Your goal: Every record below should be printed exactly as given.

Data records:

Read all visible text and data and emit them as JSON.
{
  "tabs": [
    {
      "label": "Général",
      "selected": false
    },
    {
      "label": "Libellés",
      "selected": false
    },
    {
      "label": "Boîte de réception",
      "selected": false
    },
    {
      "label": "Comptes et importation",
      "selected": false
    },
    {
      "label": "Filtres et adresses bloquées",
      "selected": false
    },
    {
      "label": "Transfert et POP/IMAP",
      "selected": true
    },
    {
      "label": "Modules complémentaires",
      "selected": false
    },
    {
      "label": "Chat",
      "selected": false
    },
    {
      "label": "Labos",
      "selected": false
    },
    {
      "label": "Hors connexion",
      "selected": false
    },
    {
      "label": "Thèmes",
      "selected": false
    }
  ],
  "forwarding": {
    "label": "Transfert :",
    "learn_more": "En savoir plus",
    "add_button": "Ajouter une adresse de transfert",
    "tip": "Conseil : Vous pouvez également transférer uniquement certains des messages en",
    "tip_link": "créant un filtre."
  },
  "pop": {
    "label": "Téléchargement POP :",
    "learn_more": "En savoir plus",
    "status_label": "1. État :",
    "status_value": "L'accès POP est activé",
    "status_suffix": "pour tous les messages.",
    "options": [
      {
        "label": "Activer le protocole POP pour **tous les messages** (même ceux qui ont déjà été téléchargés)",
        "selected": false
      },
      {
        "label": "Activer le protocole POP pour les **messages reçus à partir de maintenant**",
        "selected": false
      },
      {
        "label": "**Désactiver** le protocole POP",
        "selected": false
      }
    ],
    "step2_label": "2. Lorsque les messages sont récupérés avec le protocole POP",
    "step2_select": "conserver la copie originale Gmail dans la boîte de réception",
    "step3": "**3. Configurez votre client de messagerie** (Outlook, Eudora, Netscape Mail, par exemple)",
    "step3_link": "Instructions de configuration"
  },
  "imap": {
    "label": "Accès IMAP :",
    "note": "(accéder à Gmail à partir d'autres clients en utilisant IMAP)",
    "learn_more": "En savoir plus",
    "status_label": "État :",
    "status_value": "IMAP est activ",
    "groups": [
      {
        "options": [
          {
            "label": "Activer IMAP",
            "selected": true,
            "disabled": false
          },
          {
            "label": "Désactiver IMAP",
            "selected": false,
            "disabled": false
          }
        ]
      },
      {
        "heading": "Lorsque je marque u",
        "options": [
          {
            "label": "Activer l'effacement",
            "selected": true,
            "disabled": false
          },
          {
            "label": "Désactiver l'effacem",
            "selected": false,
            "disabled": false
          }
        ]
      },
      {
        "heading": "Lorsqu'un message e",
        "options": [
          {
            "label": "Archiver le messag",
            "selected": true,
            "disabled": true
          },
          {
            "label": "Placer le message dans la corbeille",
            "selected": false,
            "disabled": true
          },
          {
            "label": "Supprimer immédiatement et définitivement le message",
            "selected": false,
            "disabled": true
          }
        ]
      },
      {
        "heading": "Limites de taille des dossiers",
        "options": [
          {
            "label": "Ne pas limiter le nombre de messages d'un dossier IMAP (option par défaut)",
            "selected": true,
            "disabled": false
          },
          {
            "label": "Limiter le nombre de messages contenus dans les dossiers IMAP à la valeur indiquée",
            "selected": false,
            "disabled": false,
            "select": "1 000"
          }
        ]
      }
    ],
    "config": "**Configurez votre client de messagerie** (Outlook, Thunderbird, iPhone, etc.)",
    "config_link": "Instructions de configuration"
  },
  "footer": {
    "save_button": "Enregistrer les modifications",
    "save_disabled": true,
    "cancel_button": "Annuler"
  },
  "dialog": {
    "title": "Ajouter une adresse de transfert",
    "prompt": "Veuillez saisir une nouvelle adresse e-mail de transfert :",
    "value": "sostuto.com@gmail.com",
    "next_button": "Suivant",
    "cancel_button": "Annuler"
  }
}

Exercise response:
Read all visible text and data and emit them as JSON.
{
  "tabs": [
    {
      "label": "Général",
      "selected": false
    },
    {
      "label": "Libellés",
      "selected": false
    },
    {
      "label": "Boîte de réception",
      "selected": false
    },
    {
      "label": "Comptes et importation",
      "selected": false
    },
    {
      "label": "Filtres et adresses bloquées",
      "selected": false
    },
    {
      "label": "Transfert et POP/IMAP",
      "selected": true
    },
    {
      "label": "Modules complémentaires",
      "selected": false
    },
    {
      "label": "Chat",
      "selected": false
    },
    {
      "label": "Labos",
      "selected": false
    },
    {
      "label": "Hors connexion",
      "selected": false
    },
    {
      "label": "Thèmes",
      "selected": false
    }
  ],
  "forwarding": {
    "label": "Transfert :",
    "learn_more": "En savoir plus",
    "add_button": "Ajouter une adresse de transfert",
    "tip": "Conseil : Vous pouvez également transférer uniquement certains des messages en",
    "tip_link": "créant un filtre."
  },
  "pop": {
    "label": "Téléchargement POP :",
    "learn_more": "En savoir plus",
    "status_label": "1. État :",
    "status_value": "L'accès POP est activé",
    "status_suffix": "pour tous les messages.",
    "options": [
      {
        "label": "Activer le protocole POP pour **tous les messages** (même ceux qui ont déjà été téléchargés)",
        "selected": false
      },
      {
        "label": "Activer le protocole POP pour les **messages reçus à partir de maintenant**",
        "selected": false
      },
      {
        "label": "**Désactiver** le protocole POP",
        "selected": false
      }
    ],
    "step2_label": "2. Lorsque les messages sont récupérés avec le protocole POP",
    "step2_select": "conserver la copie originale Gmail dans la boîte de réception",
    "step3": "**3. Configurez votre client de messagerie** (Outlook, Eudora, Netscape Mail, par exemple)",
    "step3_link": "Instructions de configuration"
  },
  "imap": {
    "label": "Accès IMAP :",
    "note": "(accéder à Gmail à partir d'autres clients en utilisant IMAP)",
    "learn_more": "En savoir plus",
    "status_label": "État :",
    "status_value": "IMAP est activ",
    "groups": [
      {
        "options": [
          {
            "label": "Activer IMAP",
            "selected": true,
            "disabled": false
          },
          {
            "label": "Désactiver IMAP",
            "selected": false,
            "disabled": false
          }
        ]
      },
      {
        "heading": "Lorsque je marque u",
        "options": [
          {
            "label": "Activer l'effacement",
            "selected": true,
            "disabled": false
          },
          {
            "label": "Désactiver l'effacem",
            "selected": false,
            "disabled": false
          }
        ]
      },
      {
        "heading": "Lorsqu'un message e",
        "options": [
          {
            "label": "Archiver le messag",
            "selected": true,
            "disabled": true
          },
          {
            "label": "Placer le message dans la corbeille",
            "selected": false,
            "disabled": true
          },
          {
            "label": "Supprimer immédiatement et définitivement le message",
            "selected": false,
            "disabled": true
          }
        ]
      },
      {
        "heading": "Limites de taille des dossiers",
        "options": [
          {
            "label": "Ne pas limiter le nombre de messages d'un dossier IMAP (option par défaut)",
            "selected": true,
            "disabled": false
          },
          {
            "label": "Limiter le nombre de messages contenus dans les dossiers IMAP à la valeur indiquée",
            "selected": false,
            "disabled": false,
            "select": "1 000"
          }
        ]
      }
    ],
    "config": "**Configurez votre client de messagerie** (Outlook, Thunderbird, iPhone, etc.)",
    "config_link": "Instructions de configuration"
  },
  "footer": {
    "save_button": "Enregistrer les modifications",
    "save_disabled": true,
    "cancel_button": "Annuler"
  },
  "dialog": {
    "title": "Ajouter une adresse de transfert",
    "prompt": "Veuillez saisir une nouvelle adresse e-mail de transfert :",
    "value": "sostuto.com@gmail.com",
    "next_button": "Suivant",
    "cancel_button": "Annuler"
  }
}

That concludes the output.